── Recorded data ──
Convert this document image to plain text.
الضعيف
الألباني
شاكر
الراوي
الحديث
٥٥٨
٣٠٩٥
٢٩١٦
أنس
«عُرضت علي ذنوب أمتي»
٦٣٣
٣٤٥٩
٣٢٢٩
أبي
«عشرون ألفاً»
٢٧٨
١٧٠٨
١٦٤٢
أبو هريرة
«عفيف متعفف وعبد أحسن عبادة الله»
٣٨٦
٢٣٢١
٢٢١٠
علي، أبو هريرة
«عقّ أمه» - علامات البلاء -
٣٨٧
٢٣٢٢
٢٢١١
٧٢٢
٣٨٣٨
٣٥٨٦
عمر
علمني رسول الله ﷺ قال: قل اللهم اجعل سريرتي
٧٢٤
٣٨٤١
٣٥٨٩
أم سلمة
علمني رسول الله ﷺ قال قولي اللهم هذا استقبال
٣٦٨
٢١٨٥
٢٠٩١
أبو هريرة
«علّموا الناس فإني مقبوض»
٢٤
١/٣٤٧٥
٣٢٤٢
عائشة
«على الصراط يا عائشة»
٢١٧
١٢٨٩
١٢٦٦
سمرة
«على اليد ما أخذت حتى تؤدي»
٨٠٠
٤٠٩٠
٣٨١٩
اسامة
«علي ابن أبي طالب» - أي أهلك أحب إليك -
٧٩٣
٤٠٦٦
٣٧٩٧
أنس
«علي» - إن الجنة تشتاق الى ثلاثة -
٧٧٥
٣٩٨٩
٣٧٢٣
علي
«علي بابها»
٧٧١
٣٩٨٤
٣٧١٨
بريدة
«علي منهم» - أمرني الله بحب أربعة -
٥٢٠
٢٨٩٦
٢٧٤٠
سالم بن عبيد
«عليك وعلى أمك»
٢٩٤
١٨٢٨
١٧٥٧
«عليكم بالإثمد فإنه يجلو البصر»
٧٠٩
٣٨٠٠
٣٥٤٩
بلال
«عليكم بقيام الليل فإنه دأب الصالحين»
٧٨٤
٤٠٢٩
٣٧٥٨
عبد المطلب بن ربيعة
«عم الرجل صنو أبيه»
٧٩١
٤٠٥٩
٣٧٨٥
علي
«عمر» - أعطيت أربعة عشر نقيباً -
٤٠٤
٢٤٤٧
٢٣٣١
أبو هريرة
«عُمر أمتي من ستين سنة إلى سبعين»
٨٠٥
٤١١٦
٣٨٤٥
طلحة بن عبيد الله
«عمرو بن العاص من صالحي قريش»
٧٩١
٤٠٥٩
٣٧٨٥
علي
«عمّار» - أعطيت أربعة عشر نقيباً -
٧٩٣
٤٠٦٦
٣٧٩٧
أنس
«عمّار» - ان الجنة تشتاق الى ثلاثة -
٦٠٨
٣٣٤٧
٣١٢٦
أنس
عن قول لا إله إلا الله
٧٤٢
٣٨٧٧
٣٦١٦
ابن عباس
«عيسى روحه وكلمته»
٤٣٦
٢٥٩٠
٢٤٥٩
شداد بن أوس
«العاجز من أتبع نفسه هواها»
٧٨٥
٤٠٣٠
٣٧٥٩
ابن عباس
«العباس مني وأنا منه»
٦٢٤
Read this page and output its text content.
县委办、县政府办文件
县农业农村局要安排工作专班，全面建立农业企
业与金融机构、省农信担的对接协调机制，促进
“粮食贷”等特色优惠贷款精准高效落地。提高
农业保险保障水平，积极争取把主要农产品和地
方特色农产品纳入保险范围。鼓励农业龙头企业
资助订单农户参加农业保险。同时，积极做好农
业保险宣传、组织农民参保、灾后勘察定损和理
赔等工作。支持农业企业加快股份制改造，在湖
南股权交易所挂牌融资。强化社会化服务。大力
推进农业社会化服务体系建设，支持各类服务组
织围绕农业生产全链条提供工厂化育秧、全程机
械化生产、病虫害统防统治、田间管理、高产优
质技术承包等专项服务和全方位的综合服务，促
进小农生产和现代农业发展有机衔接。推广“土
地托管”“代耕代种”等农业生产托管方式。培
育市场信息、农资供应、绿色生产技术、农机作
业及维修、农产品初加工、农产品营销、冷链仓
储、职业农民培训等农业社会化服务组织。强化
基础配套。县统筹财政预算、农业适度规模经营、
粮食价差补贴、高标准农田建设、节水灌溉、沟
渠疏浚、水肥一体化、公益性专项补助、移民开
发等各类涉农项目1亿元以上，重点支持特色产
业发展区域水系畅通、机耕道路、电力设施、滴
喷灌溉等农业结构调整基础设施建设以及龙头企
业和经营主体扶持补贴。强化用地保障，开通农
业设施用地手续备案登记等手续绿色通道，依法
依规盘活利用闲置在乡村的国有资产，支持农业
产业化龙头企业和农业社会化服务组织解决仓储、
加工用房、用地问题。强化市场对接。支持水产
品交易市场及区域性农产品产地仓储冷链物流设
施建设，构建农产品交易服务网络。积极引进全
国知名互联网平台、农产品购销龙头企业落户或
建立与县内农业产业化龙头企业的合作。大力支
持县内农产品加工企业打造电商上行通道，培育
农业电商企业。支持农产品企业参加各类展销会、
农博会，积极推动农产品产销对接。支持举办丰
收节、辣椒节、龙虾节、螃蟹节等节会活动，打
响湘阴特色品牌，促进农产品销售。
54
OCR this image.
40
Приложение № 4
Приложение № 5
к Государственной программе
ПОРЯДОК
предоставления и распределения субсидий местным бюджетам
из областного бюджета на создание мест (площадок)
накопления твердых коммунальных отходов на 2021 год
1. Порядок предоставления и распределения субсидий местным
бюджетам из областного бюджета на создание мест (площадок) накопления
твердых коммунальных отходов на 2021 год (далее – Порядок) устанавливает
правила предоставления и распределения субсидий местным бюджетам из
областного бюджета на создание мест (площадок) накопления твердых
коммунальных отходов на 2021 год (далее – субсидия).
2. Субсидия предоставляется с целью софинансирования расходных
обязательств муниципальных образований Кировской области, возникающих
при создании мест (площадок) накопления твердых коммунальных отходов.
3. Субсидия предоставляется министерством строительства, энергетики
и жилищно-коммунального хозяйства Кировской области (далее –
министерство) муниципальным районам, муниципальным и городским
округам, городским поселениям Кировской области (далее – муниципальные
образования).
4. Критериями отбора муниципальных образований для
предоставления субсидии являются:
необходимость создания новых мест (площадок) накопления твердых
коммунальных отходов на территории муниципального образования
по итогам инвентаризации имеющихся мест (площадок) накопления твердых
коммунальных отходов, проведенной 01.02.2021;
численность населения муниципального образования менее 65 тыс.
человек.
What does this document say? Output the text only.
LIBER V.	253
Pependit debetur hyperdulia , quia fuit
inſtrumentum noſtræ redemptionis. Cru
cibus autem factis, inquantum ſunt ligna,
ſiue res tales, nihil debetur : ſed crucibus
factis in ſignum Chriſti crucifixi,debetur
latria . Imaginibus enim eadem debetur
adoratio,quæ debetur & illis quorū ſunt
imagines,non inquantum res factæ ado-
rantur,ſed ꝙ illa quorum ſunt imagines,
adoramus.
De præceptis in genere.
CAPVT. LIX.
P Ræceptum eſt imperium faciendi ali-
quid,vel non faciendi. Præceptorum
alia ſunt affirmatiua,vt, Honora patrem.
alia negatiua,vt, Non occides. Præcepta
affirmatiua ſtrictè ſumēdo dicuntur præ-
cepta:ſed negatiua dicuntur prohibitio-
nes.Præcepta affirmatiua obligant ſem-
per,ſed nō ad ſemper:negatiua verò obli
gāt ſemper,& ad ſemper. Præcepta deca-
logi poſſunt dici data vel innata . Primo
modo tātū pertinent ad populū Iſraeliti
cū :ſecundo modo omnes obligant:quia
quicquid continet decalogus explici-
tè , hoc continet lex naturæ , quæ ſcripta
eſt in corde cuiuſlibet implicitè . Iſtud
───
__Exercise aim__
Retype the data in full and match it exactly.

__Exercise result__
Convert this document image to plain text.
الضعيف
الألباني
شاكر
الراوي
الحديث
٥٥٨
٣٠٩٥
٢٩١٦
أنس
«عُرضت علي ذنوب أمتي»
٦٣٣
٣٤٥٩
٣٢٢٩
أبي
«عشرون ألفاً»
٢٧٨
١٧٠٨
١٦٤٢
أبو هريرة
«عفيف متعفف وعبد أحسن عبادة الله»
٣٨٦
٢٣٢١
٢٢١٠
علي، أبو هريرة
«عقّ أمه» - علامات البلاء -
٣٨٧
٢٣٢٢
٢٢١١
٧٢٢
٣٨٣٨
٣٥٨٦
عمر
علمني رسول الله ﷺ قال: قل اللهم اجعل سريرتي
٧٢٤
٣٨٤١
٣٥٨٩
أم سلمة
علمني رسول الله ﷺ قال قولي اللهم هذا استقبال
٣٦٨
٢١٨٥
٢٠٩١
أبو هريرة
«علّموا الناس فإني مقبوض»
٢٤
١/٣٤٧٥
٣٢٤٢
عائشة
«على الصراط يا عائشة»
٢١٧
١٢٨٩
١٢٦٦
سمرة
«على اليد ما أخذت حتى تؤدي»
٨٠٠
٤٠٩٠
٣٨١٩
اسامة
«علي ابن أبي طالب» - أي أهلك أحب إليك -
٧٩٣
٤٠٦٦
٣٧٩٧
أنس
«علي» - إن الجنة تشتاق الى ثلاثة -
٧٧٥
٣٩٨٩
٣٧٢٣
علي
«علي بابها»
٧٧١
٣٩٨٤
٣٧١٨
بريدة
«علي منهم» - أمرني الله بحب أربعة -
٥٢٠
٢٨٩٦
٢٧٤٠
سالم بن عبيد
«عليك وعلى أمك»
٢٩٤
١٨٢٨
١٧٥٧
«عليكم بالإثمد فإنه يجلو البصر»
٧٠٩
٣٨٠٠
٣٥٤٩
بلال
«عليكم بقيام الليل فإنه دأب الصالحين»
٧٨٤
٤٠٢٩
٣٧٥٨
عبد المطلب بن ربيعة
«عم الرجل صنو أبيه»
٧٩١
٤٠٥٩
٣٧٨٥
علي
«عمر» - أعطيت أربعة عشر نقيباً -
٤٠٤
٢٤٤٧
٢٣٣١
أبو هريرة
«عُمر أمتي من ستين سنة إلى سبعين»
٨٠٥
٤١١٦
٣٨٤٥
طلحة بن عبيد الله
«عمرو بن العاص من صالحي قريش»
٧٩١
٤٠٥٩
٣٧٨٥
علي
«عمّار» - أعطيت أربعة عشر نقيباً -
٧٩٣
٤٠٦٦
٣٧٩٧
أنس
«عمّار» - ان الجنة تشتاق الى ثلاثة -
٦٠٨
٣٣٤٧
٣١٢٦
أنس
عن قول لا إله إلا الله
٧٤٢
٣٨٧٧
٣٦١٦
ابن عباس
«عيسى روحه وكلمته»
٤٣٦
٢٥٩٠
٢٤٥٩
شداد بن أوس
«العاجز من أتبع نفسه هواها»
٧٨٥
٤٠٣٠
٣٧٥٩
ابن عباس
«العباس مني وأنا منه»
٦٢٤
Read this page and output its text content.
县委办、县政府办文件
县农业农村局要安排工作专班，全面建立农业企
业与金融机构、省农信担的对接协调机制，促进
“粮食贷”等特色优惠贷款精准高效落地。提高
农业保险保障水平，积极争取把主要农产品和地
方特色农产品纳入保险范围。鼓励农业龙头企业
资助订单农户参加农业保险。同时，积极做好农
业保险宣传、组织农民参保、灾后勘察定损和理
赔等工作。支持农业企业加快股份制改造，在湖
南股权交易所挂牌融资。强化社会化服务。大力
推进农业社会化服务体系建设，支持各类服务组
织围绕农业生产全链条提供工厂化育秧、全程机
械化生产、病虫害统防统治、田间管理、高产优
质技术承包等专项服务和全方位的综合服务，促
进小农生产和现代农业发展有机衔接。推广“土
地托管”“代耕代种”等农业生产托管方式。培
育市场信息、农资供应、绿色生产技术、农机作
业及维修、农产品初加工、农产品营销、冷链仓
储、职业农民培训等农业社会化服务组织。强化
基础配套。县统筹财政预算、农业适度规模经营、
粮食价差补贴、高标准农田建设、节水灌溉、沟
渠疏浚、水肥一体化、公益性专项补助、移民开
发等各类涉农项目1亿元以上，重点支持特色产
业发展区域水系畅通、机耕道路、电力设施、滴
喷灌溉等农业结构调整基础设施建设以及龙头企
业和经营主体扶持补贴。强化用地保障，开通农
业设施用地手续备案登记等手续绿色通道，依法
依规盘活利用闲置在乡村的国有资产，支持农业
产业化龙头企业和农业社会化服务组织解决仓储、
加工用房、用地问题。强化市场对接。支持水产
品交易市场及区域性农产品产地仓储冷链物流设
施建设，构建农产品交易服务网络。积极引进全
国知名互联网平台、农产品购销龙头企业落户或
建立与县内农业产业化龙头企业的合作。大力支
持县内农产品加工企业打造电商上行通道，培育
农业电商企业。支持农产品企业参加各类展销会、
农博会，积极推动农产品产销对接。支持举办丰
收节、辣椒节、龙虾节、螃蟹节等节会活动，打
响湘阴特色品牌，促进农产品销售。
54
OCR this image.
40
Приложение № 4
Приложение № 5
к Государственной программе
ПОРЯДОК
предоставления и распределения субсидий местным бюджетам
из областного бюджета на создание мест (площадок)
накопления твердых коммунальных отходов на 2021 год
1. Порядок предоставления и распределения субсидий местным
бюджетам из областного бюджета на создание мест (площадок) накопления
твердых коммунальных отходов на 2021 год (далее – Порядок) устанавливает
правила предоставления и распределения субсидий местным бюджетам из
областного бюджета на создание мест (площадок) накопления твердых
коммунальных отходов на 2021 год (далее – субсидия).
2. Субсидия предоставляется с целью софинансирования расходных
обязательств муниципальных образований Кировской области, возникающих
при создании мест (площадок) накопления твердых коммунальных отходов.
3. Субсидия предоставляется министерством строительства, энергетики
и жилищно-коммунального хозяйства Кировской области (далее –
министерство) муниципальным районам, муниципальным и городским
округам, городским поселениям Кировской области (далее – муниципальные
образования).
4. Критериями отбора муниципальных образований для
предоставления субсидии являются:
необходимость создания новых мест (площадок) накопления твердых
коммунальных отходов на территории муниципального образования
по итогам инвентаризации имеющихся мест (площадок) накопления твердых
коммунальных отходов, проведенной 01.02.2021;
численность населения муниципального образования менее 65 тыс.
человек.
What does this document say? Output the text only.
LIBER V.	253
Pependit debetur hyperdulia , quia fuit
inſtrumentum noſtræ redemptionis. Cru
cibus autem factis, inquantum ſunt ligna,
ſiue res tales, nihil debetur : ſed crucibus
factis in ſignum Chriſti crucifixi,debetur
latria . Imaginibus enim eadem debetur
adoratio,quæ debetur & illis quorū ſunt
imagines,non inquantum res factæ ado-
rantur,ſed ꝙ illa quorum ſunt imagines,
adoramus.
De præceptis in genere.
CAPVT. LIX.
P Ræceptum eſt imperium faciendi ali-
quid,vel non faciendi. Præceptorum
alia ſunt affirmatiua,vt, Honora patrem.
alia negatiua,vt, Non occides. Præcepta
affirmatiua ſtrictè ſumēdo dicuntur præ-
cepta:ſed negatiua dicuntur prohibitio-
nes.Præcepta affirmatiua obligant ſem-
per,ſed nō ad ſemper:negatiua verò obli
gāt ſemper,& ad ſemper. Præcepta deca-
logi poſſunt dici data vel innata . Primo
modo tātū pertinent ad populū Iſraeliti
cū :ſecundo modo omnes obligant:quia
quicquid continet decalogus explici-
tè , hoc continet lex naturæ , quæ ſcripta
eſt in corde cuiuſlibet implicitè . Iſtud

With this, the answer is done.